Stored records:
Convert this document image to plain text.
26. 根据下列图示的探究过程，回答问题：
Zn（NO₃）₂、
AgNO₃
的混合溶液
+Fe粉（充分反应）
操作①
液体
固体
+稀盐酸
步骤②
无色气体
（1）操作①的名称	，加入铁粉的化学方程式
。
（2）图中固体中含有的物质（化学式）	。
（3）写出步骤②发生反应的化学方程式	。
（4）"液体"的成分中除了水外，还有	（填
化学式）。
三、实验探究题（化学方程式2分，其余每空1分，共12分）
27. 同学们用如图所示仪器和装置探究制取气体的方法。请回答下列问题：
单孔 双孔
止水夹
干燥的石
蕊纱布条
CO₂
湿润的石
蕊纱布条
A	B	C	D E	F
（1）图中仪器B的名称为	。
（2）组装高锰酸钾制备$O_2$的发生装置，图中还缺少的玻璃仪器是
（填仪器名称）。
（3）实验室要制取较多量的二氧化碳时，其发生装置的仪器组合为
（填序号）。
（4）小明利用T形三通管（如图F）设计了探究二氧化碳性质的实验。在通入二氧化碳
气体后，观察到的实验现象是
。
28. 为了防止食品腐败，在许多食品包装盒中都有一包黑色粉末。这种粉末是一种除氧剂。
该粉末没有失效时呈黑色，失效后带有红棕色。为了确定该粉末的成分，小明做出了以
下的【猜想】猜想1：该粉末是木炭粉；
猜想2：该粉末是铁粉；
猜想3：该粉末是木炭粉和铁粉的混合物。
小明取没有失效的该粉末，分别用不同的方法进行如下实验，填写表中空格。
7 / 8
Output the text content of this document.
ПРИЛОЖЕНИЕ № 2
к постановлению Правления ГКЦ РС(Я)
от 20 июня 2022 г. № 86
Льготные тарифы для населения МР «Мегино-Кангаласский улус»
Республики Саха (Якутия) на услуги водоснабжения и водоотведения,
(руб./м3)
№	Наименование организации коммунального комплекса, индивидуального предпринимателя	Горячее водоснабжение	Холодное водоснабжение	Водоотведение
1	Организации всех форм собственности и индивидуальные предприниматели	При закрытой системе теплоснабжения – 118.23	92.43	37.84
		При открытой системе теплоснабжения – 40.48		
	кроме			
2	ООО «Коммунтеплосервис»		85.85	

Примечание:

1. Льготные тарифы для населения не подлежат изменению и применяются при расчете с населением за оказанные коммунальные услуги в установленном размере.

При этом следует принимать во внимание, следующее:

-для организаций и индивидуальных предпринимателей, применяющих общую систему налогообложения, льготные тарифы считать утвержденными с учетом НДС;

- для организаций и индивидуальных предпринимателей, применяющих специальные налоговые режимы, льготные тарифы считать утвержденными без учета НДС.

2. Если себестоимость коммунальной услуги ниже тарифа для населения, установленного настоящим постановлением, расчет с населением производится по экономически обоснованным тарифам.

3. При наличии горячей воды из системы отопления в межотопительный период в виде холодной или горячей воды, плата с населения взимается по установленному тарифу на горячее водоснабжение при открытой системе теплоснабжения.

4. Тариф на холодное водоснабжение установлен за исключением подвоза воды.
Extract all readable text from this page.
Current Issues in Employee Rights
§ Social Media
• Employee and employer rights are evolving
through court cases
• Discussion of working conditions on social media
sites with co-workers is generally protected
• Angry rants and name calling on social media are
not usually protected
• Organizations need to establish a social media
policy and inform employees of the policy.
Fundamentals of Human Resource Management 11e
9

Instructions for the task:
Locate the word "тарифы" in the records and collect each line it appears in.

Answer to the problem:
Льготные тарифы для населения МР «Мегино-Кангаласский улус»
1. Льготные тарифы для населения не подлежат изменению и применяются при расчете с населением за оказанные коммунальные услуги в установленном размере.
-для организаций и индивидуальных предпринимателей, применяющих общую систему налогообложения, льготные тарифы считать утвержденными с учетом НДС;
- для организаций и индивидуальных предпринимателей, применяющих специальные налоговые режимы, льготные тарифы считать утвержденными без учета НДС.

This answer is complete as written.